═══ Given information ═══

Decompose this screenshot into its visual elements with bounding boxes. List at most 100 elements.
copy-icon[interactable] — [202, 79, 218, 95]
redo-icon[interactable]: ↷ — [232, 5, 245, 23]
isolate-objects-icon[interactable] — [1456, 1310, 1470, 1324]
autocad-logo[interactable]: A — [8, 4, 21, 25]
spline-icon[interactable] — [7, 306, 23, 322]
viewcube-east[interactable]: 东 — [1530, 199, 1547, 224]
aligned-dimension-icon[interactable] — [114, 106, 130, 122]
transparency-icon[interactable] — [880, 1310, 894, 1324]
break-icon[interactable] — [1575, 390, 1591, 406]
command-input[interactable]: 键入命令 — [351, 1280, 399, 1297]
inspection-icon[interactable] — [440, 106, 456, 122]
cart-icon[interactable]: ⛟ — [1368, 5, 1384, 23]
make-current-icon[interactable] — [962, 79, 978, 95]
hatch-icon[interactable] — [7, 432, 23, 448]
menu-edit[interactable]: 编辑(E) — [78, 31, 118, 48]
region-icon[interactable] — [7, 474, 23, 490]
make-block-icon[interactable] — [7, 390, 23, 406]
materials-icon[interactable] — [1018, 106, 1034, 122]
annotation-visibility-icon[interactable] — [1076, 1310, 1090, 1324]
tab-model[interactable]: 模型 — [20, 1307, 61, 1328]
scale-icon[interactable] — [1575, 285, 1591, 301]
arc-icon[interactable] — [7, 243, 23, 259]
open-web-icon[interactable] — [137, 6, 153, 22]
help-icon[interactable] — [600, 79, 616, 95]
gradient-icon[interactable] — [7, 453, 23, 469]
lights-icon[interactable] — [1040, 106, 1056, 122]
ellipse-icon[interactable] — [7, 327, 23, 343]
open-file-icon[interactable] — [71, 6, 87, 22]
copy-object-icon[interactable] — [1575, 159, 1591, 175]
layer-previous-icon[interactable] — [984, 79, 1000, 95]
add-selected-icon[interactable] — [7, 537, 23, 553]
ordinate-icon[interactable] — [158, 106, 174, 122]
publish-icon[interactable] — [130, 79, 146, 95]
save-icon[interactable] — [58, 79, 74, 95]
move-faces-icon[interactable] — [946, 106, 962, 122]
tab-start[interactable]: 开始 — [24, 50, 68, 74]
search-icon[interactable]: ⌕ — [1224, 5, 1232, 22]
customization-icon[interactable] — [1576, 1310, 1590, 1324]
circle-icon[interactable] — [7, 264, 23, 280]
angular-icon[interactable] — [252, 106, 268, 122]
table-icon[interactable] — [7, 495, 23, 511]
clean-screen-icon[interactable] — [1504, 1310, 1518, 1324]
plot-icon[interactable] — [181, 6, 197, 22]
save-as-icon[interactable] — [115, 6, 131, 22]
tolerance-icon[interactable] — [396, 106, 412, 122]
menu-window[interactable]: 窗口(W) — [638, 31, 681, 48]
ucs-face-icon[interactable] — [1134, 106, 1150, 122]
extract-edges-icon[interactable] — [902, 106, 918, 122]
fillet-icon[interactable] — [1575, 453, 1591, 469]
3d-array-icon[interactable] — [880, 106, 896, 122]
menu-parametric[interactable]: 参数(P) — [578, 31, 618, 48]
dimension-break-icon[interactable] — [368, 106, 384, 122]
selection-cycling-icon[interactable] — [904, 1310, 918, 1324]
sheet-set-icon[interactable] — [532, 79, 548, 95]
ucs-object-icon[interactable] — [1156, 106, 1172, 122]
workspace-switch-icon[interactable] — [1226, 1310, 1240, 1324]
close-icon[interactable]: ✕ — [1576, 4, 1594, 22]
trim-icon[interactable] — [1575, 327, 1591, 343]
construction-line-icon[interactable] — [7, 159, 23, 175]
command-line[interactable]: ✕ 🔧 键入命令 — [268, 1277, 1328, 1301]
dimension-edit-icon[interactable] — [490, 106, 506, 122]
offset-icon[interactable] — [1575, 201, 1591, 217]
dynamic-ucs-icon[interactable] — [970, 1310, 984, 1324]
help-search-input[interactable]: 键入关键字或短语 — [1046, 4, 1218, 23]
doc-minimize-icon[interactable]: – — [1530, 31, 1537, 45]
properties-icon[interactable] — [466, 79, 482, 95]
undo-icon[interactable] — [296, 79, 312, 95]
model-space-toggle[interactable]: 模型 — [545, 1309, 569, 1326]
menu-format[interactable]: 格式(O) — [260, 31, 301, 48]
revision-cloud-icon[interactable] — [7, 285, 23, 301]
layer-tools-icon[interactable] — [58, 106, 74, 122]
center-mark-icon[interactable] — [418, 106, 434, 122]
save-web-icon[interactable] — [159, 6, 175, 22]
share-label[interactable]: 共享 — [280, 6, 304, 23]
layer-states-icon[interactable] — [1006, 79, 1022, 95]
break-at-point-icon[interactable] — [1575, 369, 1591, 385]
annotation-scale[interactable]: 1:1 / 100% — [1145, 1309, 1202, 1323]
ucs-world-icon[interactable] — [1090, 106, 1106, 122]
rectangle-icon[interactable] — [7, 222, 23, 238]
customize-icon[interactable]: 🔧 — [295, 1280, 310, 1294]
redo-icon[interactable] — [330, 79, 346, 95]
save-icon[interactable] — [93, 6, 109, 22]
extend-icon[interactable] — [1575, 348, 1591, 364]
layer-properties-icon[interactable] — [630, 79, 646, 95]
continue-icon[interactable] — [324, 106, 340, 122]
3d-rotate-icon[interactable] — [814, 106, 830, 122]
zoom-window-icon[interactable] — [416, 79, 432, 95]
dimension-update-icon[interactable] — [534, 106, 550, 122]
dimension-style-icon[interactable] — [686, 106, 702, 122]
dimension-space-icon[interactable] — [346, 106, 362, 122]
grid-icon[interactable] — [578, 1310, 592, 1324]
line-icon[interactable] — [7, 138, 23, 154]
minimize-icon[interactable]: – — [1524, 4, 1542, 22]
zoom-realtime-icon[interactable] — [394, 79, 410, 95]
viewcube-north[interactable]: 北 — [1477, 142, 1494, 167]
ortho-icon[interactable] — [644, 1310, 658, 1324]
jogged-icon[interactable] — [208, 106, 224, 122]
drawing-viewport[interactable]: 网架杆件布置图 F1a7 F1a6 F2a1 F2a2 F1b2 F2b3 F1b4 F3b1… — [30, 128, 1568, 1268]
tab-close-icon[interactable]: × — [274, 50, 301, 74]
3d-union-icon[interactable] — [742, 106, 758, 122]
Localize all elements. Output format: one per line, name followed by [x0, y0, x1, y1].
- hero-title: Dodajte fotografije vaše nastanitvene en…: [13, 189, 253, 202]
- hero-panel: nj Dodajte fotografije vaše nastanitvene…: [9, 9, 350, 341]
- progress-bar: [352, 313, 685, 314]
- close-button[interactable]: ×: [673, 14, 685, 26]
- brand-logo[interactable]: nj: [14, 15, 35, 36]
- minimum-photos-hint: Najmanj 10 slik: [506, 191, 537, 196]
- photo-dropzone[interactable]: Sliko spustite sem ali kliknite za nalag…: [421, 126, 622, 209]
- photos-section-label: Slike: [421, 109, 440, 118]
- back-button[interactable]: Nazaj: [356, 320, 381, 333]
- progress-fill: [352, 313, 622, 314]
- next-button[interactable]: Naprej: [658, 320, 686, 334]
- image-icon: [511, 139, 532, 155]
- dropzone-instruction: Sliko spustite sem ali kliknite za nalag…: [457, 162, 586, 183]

═══

Please return every line of the data above that contains the string "command", matching case exactly.

command-input[interactable]: 键入命令 — [351, 1280, 399, 1297]
command-line[interactable]: ✕ 🔧 键入命令 — [268, 1277, 1328, 1301]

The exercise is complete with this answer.